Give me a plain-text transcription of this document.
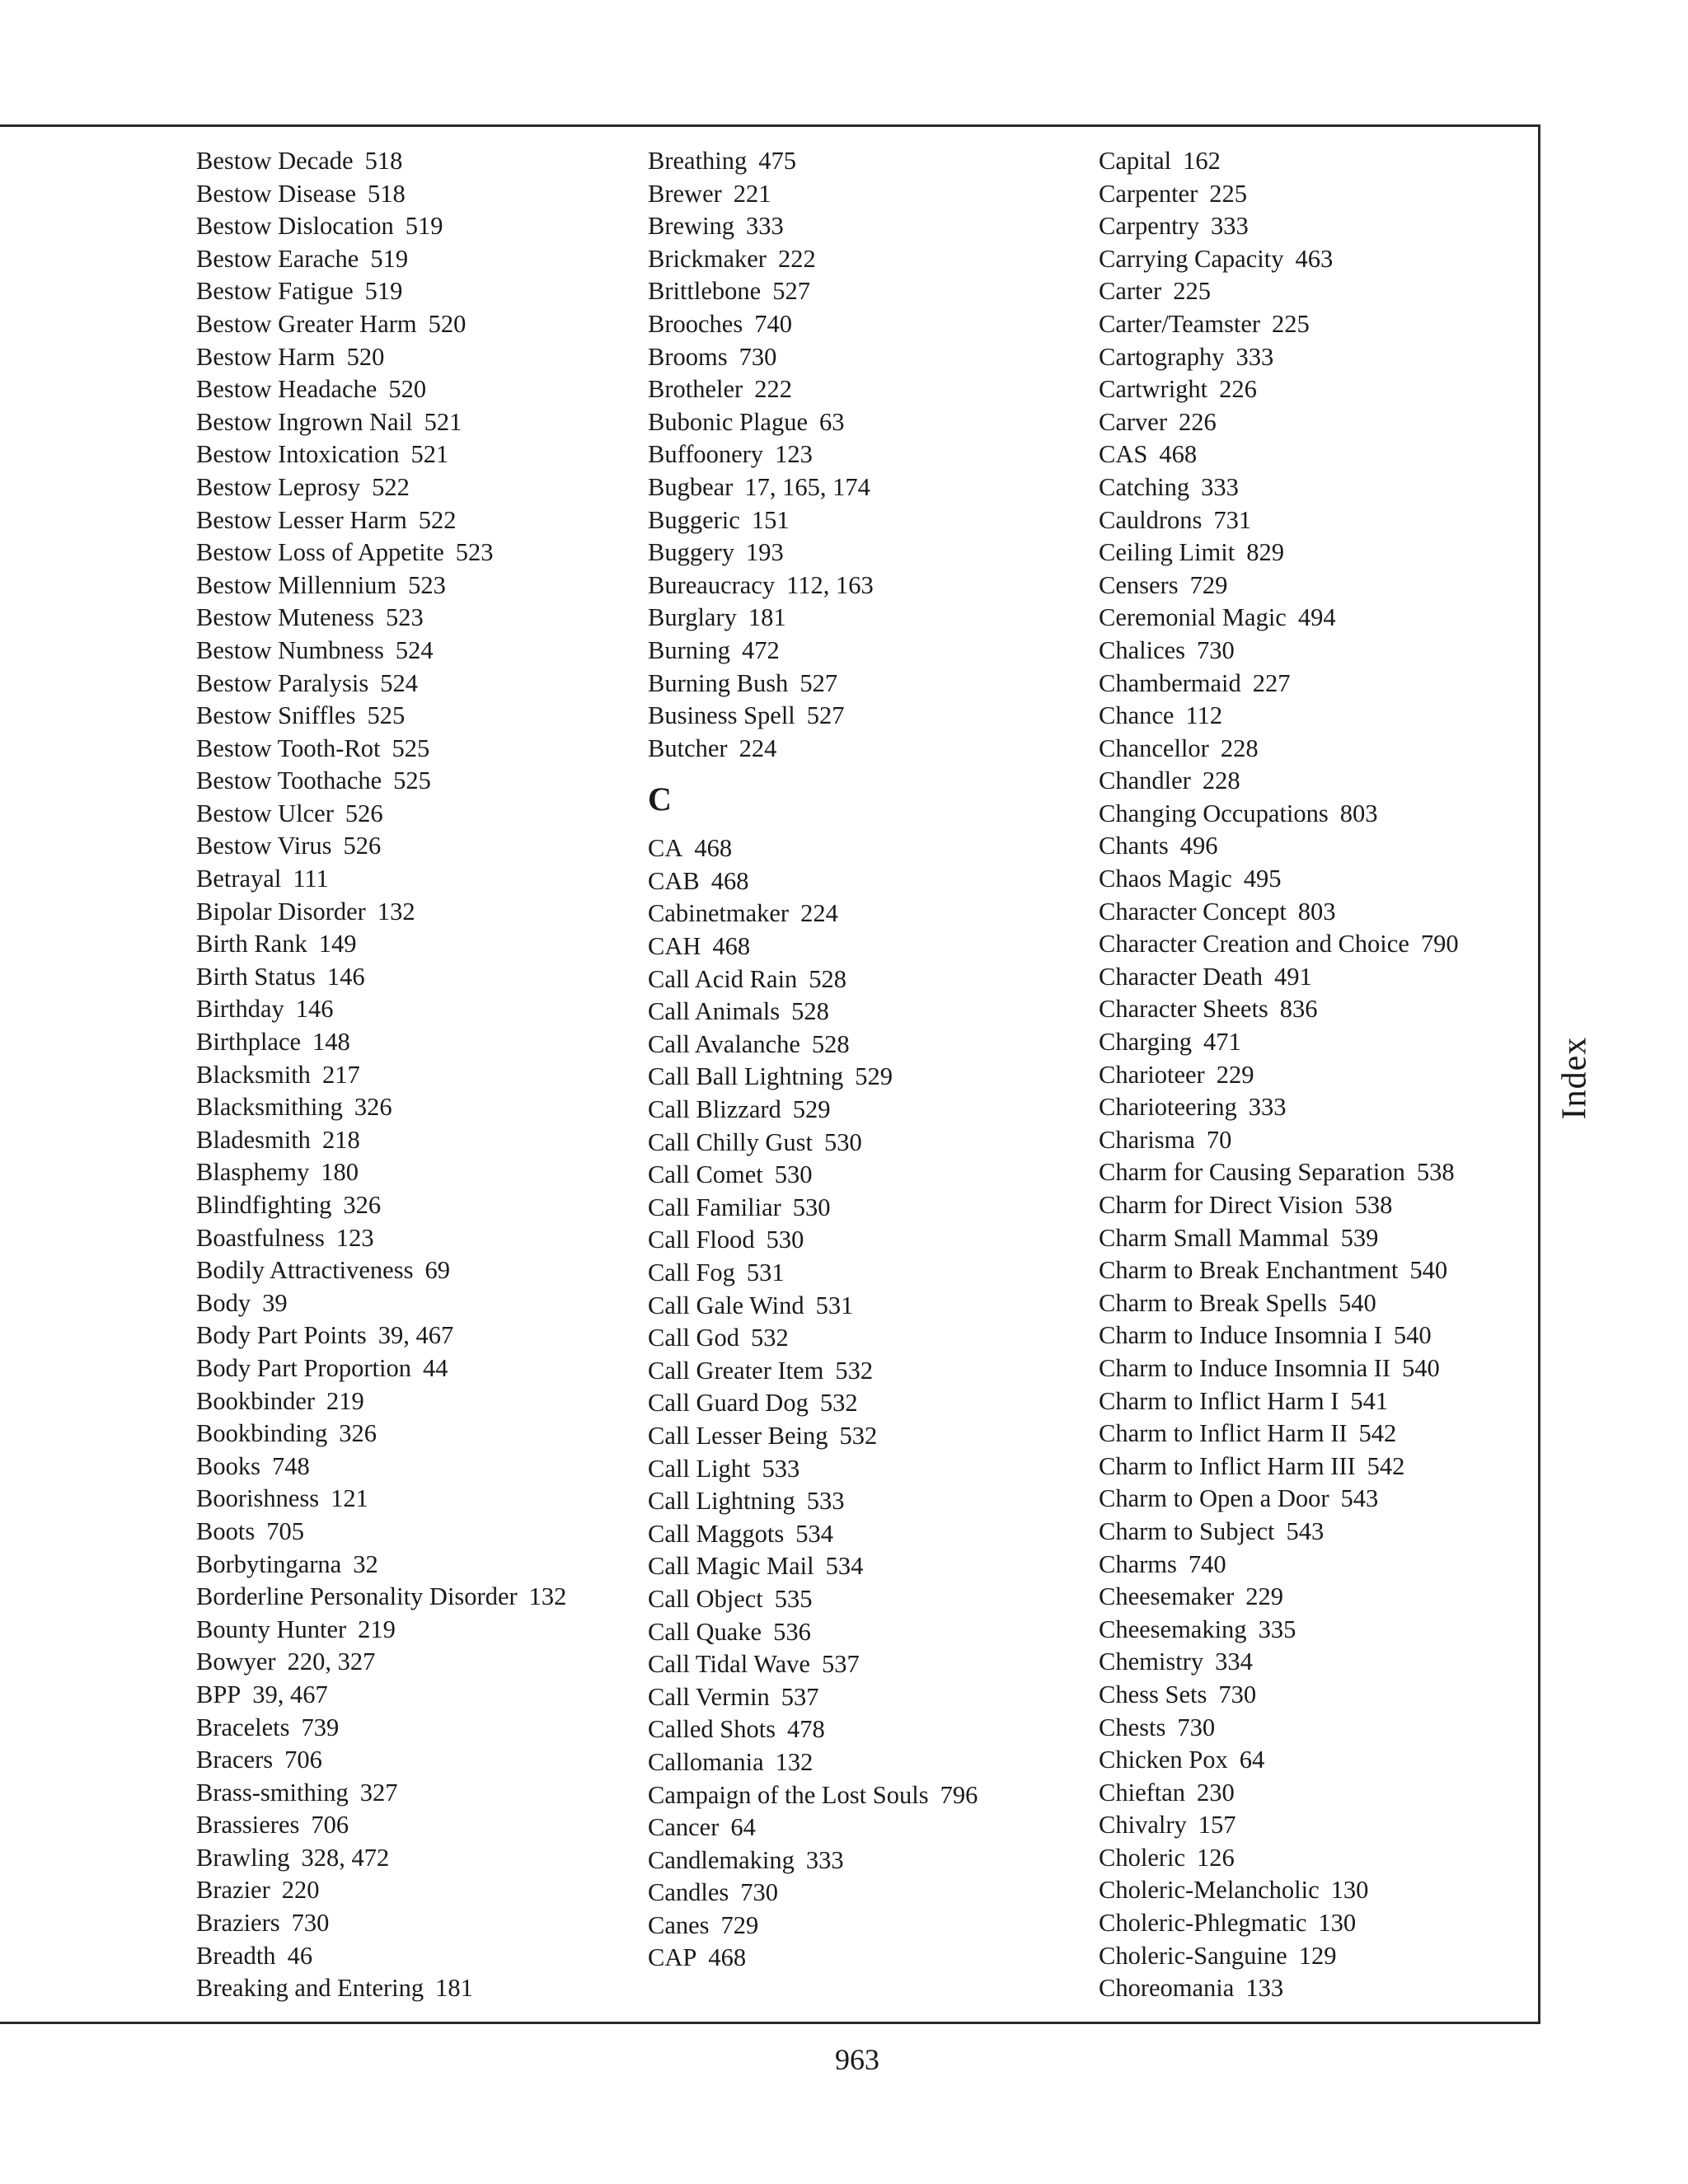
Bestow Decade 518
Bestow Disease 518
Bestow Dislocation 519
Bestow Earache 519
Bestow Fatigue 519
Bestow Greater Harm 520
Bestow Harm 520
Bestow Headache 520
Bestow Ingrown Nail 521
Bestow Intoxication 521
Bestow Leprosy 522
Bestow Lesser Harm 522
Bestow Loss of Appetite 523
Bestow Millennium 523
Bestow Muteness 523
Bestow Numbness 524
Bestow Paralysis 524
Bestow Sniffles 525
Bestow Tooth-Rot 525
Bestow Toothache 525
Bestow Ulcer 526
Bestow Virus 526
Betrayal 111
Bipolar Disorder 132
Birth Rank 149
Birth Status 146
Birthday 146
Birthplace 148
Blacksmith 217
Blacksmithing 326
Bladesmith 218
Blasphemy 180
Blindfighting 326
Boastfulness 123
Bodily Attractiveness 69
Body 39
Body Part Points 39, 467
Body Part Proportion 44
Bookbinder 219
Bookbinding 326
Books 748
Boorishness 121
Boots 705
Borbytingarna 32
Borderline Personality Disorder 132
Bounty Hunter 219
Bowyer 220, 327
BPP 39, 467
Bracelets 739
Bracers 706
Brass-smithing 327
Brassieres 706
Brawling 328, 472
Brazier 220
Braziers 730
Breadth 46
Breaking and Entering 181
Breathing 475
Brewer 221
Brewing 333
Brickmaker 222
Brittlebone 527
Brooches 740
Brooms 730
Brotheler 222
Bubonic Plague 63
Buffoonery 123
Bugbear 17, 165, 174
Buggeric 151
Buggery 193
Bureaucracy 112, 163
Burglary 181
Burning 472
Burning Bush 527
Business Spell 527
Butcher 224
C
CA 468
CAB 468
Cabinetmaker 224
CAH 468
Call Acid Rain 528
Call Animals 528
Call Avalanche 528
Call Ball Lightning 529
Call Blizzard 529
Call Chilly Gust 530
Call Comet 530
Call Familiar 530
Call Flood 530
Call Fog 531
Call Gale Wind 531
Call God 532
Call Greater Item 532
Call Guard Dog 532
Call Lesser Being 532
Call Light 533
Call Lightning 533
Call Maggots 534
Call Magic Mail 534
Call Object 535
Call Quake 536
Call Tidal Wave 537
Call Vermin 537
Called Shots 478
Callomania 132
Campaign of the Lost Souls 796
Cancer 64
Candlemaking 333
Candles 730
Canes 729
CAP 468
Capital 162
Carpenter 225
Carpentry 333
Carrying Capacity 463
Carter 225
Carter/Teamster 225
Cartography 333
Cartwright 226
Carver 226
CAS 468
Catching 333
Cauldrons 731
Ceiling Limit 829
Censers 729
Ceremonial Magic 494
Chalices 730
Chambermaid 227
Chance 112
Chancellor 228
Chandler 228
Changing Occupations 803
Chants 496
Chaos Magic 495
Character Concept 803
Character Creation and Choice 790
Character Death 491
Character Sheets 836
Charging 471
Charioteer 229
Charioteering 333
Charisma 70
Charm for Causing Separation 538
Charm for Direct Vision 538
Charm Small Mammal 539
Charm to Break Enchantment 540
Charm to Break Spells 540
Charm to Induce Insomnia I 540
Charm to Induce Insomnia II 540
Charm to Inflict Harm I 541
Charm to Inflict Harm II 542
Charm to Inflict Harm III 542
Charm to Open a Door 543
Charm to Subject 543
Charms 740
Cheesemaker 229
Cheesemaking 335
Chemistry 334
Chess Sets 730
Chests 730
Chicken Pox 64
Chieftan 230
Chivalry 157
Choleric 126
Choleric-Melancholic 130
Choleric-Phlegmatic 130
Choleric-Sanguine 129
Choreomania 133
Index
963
★ ★ ★ ★ ★
• **ABOUT THIS TASK**
Count how many lines in the records above hold the word "Inflict", and answer with that number alone.

• **WRITTEN RESPONSE**
3